• [TASK DESCRIPTION]:
Set down, word for word, the stretch of the labyrinth-walking guide below from "As you begin" through "you as well.".

• [SELECTED EXCERPT]:
┏━━

As you begin to walk, allow yourself to find the pace your body wants to go. This pace may change as you walk. 

If you share the path with others, feel free to pass around one another. Let other people move around you as well. 

The labyrinth is a two-way path. Those entering will meet those coming out those coming out will meet those entering. You may choose to acknowledge one another with a smile or a touch as you pass, or maintain your inward focus by refraining from eye contact.

Listen to your body
Does it want to walk, dance, skip or run the labyrinth? You may even want to sit quietly in a particular place for a time.

Over the centuries, people have patterned their labyrinth walk in this way:

Going in - releasing
Seek to quiet your mind, soul, heart and body. This is a time of letting go, of releasing, of emptying, of cleansing.

As you enter the labyrinth you may find it helpful to pause at the threshold, offer a prayer of thanksgiving for this time, and set an intention for your walk. It could be as simple as

I come to...
experience the labyrinth
center in my deepest self
pray and seek God's wisdom
enjoy the movement of my body
seek God's guidance with a decision
clarify my thoughts/feelings
honor a transition in my life
release a memory, despair or grief
express gratitude to God
ask a question

Arriving at the center - receiving
Enter the center with an open heart and mind. Come to this place of rest, prayer and reflection. Sit, stand, lay down, stay a long while or a short while. Seek illumination and inspiration at the center of the labyrinth, the center of ourselves, where we commune with God.

Going out - returning
When you are ready, walk out the same path you walked in. Carry your unique experience out into the world. It may be a refreshed spirit, renewed vision, calm, peace, gratitude, understanding forgiveness.

As you leave the labyrinth, ponder what touched you, inspired you, challenged you or surprised you. A prayer of thanksgiving may also seem an appropriate closure to this time. You may also wish to let the experience unfold as it will.

┗━━

• [GIVEN ENTRIES]:

┏━━

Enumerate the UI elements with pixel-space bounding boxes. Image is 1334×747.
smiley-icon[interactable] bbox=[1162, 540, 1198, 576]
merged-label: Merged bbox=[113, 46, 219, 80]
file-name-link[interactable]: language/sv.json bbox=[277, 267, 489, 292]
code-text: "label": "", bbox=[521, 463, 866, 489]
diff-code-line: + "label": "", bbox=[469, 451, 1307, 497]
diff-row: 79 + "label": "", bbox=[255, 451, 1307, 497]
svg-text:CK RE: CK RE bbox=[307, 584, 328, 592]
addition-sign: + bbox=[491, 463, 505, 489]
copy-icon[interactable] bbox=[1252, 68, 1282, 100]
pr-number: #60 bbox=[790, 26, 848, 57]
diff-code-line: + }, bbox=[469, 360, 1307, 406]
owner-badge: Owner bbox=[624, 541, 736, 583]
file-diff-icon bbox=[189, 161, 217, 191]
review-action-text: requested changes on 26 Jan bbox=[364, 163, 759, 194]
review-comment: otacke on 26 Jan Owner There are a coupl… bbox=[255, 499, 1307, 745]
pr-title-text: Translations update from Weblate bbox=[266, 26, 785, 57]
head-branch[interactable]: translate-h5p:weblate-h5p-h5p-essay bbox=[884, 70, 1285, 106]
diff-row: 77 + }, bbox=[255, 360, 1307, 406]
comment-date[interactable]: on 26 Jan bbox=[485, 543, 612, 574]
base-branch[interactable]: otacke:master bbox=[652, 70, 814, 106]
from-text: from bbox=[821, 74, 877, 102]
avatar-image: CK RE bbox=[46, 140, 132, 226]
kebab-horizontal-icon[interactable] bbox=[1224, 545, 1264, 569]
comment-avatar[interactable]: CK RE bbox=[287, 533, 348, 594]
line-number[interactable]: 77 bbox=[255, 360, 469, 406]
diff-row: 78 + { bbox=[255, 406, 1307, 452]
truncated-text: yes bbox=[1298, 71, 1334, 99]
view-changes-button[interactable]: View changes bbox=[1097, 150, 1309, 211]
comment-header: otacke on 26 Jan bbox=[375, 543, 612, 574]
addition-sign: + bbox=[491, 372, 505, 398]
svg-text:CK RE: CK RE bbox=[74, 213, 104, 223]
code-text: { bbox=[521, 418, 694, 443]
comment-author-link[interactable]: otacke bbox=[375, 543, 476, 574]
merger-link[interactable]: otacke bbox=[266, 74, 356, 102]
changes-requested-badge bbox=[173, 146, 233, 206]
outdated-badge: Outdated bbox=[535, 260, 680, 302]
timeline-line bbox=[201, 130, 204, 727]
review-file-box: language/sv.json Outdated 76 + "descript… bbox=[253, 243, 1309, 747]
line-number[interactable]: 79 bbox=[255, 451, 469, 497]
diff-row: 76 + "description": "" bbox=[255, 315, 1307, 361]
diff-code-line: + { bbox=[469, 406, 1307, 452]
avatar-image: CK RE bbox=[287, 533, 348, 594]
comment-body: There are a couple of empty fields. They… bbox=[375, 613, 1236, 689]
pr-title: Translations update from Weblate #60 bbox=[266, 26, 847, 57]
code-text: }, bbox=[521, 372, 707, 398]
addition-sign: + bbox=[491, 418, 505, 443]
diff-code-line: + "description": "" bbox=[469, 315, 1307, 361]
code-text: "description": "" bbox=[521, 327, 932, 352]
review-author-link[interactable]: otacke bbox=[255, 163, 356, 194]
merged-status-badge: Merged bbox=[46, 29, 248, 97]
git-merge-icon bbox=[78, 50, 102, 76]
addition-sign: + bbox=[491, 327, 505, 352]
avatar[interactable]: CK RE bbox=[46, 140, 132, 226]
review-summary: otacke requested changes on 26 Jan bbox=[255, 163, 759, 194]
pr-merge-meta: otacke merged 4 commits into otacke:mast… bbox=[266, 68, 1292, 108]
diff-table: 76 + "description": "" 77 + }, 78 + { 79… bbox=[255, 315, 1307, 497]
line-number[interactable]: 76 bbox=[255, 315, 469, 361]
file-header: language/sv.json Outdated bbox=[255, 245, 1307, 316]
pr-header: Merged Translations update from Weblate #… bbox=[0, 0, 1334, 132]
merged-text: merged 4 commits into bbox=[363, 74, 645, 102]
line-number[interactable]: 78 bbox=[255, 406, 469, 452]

┗━━

• [EXERCISE OUTPUT]:
As you begin to walk, allow yourself to find the pace your body wants to go. This pace may change as you walk. 

If you share the path with others, feel free to pass around one another. Let other people move around you as well.